Task instructions - Select every line containing the word "arrangement" from the material, and copy those lines.

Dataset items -
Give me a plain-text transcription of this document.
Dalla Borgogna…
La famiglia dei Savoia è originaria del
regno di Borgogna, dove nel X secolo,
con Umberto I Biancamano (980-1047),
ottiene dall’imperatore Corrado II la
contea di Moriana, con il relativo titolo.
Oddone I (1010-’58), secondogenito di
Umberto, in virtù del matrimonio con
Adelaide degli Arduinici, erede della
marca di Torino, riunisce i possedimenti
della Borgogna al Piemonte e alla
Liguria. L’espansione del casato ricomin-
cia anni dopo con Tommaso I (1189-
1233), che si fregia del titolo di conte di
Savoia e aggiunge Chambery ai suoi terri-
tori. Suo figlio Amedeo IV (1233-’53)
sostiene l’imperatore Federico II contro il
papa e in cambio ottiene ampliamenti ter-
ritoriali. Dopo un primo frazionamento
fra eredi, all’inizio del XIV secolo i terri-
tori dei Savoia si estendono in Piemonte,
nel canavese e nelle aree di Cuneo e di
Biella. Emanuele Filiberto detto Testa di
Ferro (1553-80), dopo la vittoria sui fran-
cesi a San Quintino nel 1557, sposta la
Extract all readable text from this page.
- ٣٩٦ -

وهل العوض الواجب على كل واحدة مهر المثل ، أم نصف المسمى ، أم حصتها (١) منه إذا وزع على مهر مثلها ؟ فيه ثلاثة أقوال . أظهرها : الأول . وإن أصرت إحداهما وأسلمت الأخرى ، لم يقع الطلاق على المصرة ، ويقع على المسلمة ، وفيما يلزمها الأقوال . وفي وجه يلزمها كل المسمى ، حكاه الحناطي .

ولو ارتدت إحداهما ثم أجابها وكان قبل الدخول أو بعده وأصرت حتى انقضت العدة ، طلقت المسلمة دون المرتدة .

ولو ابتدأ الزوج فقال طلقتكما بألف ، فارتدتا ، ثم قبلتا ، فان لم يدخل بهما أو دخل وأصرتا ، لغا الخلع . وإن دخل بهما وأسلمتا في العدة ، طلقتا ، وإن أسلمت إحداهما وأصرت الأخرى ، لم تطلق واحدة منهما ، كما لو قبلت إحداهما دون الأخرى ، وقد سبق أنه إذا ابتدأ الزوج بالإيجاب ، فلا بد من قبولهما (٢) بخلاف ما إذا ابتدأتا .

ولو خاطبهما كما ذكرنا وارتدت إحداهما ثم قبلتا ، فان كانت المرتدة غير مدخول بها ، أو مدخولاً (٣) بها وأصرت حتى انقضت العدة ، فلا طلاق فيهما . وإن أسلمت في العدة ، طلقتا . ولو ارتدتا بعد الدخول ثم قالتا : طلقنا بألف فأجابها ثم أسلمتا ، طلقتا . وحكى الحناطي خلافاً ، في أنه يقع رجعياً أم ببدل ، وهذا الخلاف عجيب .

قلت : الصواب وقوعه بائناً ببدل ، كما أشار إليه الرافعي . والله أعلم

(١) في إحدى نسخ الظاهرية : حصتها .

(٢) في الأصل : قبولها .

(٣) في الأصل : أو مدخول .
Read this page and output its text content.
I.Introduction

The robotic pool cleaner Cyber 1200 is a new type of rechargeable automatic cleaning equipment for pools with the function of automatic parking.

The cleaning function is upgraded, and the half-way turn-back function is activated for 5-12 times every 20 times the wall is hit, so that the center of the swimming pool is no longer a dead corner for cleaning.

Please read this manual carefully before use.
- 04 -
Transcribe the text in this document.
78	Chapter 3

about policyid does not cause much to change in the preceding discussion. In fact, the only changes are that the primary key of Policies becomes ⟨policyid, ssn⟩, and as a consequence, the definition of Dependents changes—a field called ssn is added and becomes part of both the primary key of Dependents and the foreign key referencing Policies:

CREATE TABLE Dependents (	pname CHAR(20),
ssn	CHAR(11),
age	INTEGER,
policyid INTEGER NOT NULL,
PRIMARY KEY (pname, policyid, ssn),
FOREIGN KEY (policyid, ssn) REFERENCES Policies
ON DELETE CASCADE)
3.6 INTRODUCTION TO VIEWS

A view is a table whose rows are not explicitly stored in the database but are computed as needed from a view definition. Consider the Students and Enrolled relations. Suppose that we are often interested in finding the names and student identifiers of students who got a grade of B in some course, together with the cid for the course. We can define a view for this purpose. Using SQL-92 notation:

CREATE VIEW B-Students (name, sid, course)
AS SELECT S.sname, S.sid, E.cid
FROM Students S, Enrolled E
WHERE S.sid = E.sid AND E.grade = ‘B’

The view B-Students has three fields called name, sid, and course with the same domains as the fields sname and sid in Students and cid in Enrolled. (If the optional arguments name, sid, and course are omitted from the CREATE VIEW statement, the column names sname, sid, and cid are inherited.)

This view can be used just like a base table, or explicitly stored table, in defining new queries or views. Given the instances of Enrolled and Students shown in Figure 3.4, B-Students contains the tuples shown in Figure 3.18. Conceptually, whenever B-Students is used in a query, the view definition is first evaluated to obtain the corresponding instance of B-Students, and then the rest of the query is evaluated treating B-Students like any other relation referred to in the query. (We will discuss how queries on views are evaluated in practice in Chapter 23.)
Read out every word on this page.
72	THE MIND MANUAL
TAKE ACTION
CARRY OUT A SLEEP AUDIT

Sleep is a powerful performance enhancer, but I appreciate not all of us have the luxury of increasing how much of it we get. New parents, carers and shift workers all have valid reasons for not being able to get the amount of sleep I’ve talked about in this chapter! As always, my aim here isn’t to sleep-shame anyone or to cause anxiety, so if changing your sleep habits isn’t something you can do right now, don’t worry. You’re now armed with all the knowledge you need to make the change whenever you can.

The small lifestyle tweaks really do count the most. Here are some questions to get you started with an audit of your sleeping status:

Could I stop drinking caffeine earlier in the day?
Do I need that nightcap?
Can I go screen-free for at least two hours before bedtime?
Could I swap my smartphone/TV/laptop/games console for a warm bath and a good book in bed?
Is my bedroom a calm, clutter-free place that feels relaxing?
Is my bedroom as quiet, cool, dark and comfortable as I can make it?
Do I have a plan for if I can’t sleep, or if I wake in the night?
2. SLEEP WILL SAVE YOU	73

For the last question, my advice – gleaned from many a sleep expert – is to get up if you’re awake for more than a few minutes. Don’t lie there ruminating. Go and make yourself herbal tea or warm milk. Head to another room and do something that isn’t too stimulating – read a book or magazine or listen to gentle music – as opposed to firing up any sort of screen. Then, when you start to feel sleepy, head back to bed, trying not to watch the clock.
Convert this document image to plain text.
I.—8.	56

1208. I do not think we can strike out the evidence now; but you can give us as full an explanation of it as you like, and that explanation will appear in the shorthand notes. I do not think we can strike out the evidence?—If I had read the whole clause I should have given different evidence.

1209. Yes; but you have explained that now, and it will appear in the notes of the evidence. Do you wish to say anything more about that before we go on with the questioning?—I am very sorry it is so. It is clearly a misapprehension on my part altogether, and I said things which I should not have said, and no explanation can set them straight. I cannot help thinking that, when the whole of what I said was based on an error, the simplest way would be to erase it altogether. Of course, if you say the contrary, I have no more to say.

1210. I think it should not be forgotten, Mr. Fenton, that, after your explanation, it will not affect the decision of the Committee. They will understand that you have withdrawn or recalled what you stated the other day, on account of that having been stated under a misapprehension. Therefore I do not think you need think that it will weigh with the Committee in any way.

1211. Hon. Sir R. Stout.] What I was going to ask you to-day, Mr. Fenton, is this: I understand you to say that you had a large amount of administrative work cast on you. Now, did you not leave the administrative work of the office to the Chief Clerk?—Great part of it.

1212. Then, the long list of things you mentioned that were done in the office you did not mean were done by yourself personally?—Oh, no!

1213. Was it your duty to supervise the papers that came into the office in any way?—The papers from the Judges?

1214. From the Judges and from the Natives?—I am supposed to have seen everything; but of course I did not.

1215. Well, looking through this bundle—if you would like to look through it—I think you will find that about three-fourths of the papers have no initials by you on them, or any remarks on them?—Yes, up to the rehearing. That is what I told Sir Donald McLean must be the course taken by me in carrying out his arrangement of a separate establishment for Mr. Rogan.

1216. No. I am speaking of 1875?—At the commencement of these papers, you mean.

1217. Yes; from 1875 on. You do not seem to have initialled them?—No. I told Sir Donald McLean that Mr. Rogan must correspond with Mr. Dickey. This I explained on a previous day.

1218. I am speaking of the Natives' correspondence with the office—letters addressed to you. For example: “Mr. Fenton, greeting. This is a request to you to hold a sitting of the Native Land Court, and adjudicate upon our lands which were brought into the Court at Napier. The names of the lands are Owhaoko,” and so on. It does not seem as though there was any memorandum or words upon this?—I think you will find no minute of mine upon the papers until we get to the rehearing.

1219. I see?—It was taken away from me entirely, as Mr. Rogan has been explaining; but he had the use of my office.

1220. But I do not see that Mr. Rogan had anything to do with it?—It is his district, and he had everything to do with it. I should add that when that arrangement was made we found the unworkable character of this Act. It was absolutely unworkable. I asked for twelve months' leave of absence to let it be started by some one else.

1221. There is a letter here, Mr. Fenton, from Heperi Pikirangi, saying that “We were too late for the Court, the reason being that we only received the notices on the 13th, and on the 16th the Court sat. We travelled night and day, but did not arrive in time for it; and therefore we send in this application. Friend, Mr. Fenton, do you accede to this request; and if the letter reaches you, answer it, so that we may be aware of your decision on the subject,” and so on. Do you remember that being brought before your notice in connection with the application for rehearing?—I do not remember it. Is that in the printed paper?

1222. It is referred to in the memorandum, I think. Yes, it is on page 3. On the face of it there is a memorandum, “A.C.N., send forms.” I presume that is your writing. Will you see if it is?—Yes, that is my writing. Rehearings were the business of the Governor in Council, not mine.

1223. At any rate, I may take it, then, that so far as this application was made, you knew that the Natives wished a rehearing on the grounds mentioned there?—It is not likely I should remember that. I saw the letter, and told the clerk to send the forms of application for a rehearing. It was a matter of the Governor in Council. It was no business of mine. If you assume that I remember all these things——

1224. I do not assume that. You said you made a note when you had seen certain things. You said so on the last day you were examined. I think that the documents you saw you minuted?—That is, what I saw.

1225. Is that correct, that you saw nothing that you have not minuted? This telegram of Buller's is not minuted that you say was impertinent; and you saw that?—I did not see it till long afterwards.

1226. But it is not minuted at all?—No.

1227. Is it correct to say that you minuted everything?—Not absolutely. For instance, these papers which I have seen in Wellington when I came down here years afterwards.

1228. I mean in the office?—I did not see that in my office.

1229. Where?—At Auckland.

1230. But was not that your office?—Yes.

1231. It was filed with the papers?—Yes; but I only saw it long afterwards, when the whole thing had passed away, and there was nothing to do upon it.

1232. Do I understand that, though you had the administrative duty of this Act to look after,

Exercise answer -
1215. Well, looking through this bundle—if you would like to look through it—I think you will find that about three-fourths of the papers have no initials by you on them, or any remarks on them?—Yes, up to the rehearing. That is what I told Sir Donald McLean must be the course taken by me in carrying out his arrangement of a separate establishment for Mr. Rogan.
1220. But I do not see that Mr. Rogan had anything to do with it?—It is his district, and he had everything to do with it. I should add that when that arrangement was made we found the unworkable character of this Act. It was absolutely unworkable. I asked for twelve months' leave of absence to let it be started by some one else.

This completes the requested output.